## Stated goal
Copy every line of the data that contains the string "Extraction".

Records from a data collection:
# # # # #
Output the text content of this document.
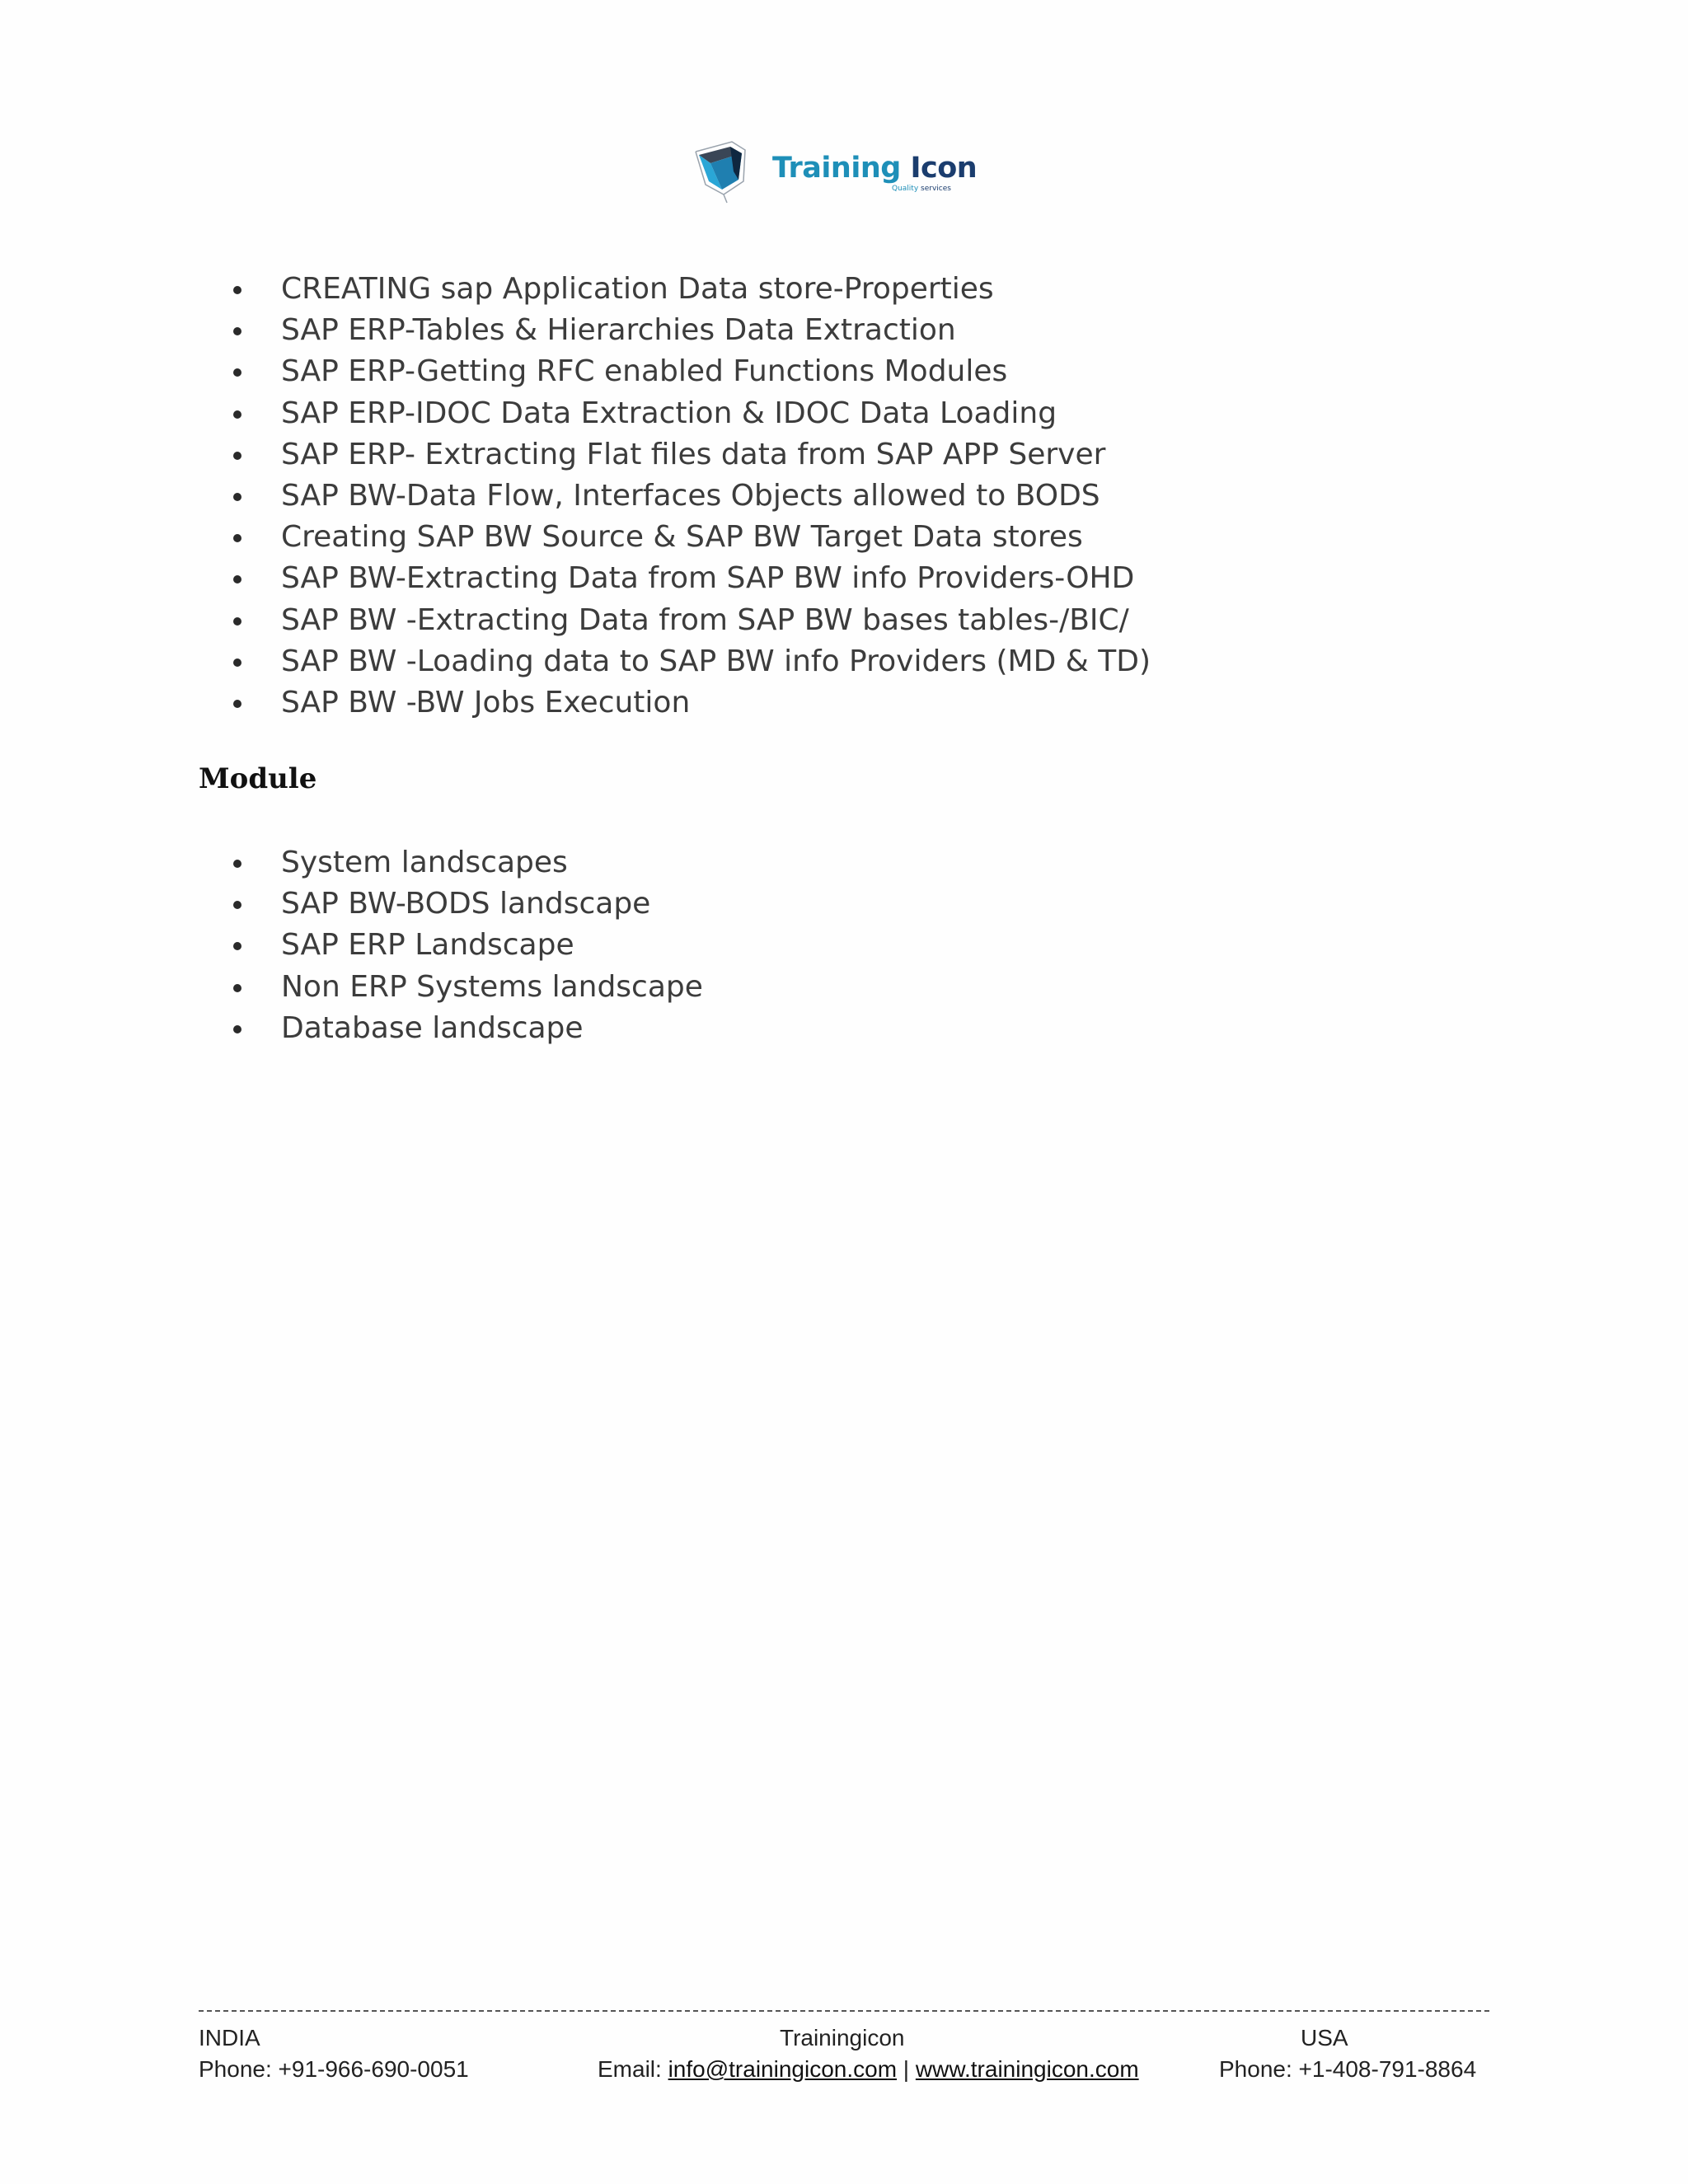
Training Icon
Quality services
CREATING sap Application Data store-Properties
SAP ERP-Tables & Hierarchies Data Extraction
SAP ERP-Getting RFC enabled Functions Modules
SAP ERP-IDOC Data Extraction & IDOC Data Loading
SAP ERP- Extracting Flat files data from SAP APP Server
SAP BW-Data Flow, Interfaces Objects allowed to BODS
Creating SAP BW Source & SAP BW Target Data stores
SAP BW-Extracting Data from SAP BW info Providers-OHD
SAP BW -Extracting Data from SAP BW bases tables-/BIC/
SAP BW -Loading data to SAP BW info Providers (MD & TD)
SAP BW -BW Jobs Execution
Module
System landscapes
SAP BW-BODS landscape
SAP ERP Landscape
Non ERP Systems landscape
Database landscape
INDIA
Phone: +91-966-690-0051
Trainingicon
Email: info@trainingicon.com | www.trainingicon.com
USA
Phone: +1-408-791-8864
# # # # #
## Expected answer
SAP ERP-Tables & Hierarchies Data Extraction
SAP ERP-IDOC Data Extraction & IDOC Data Loading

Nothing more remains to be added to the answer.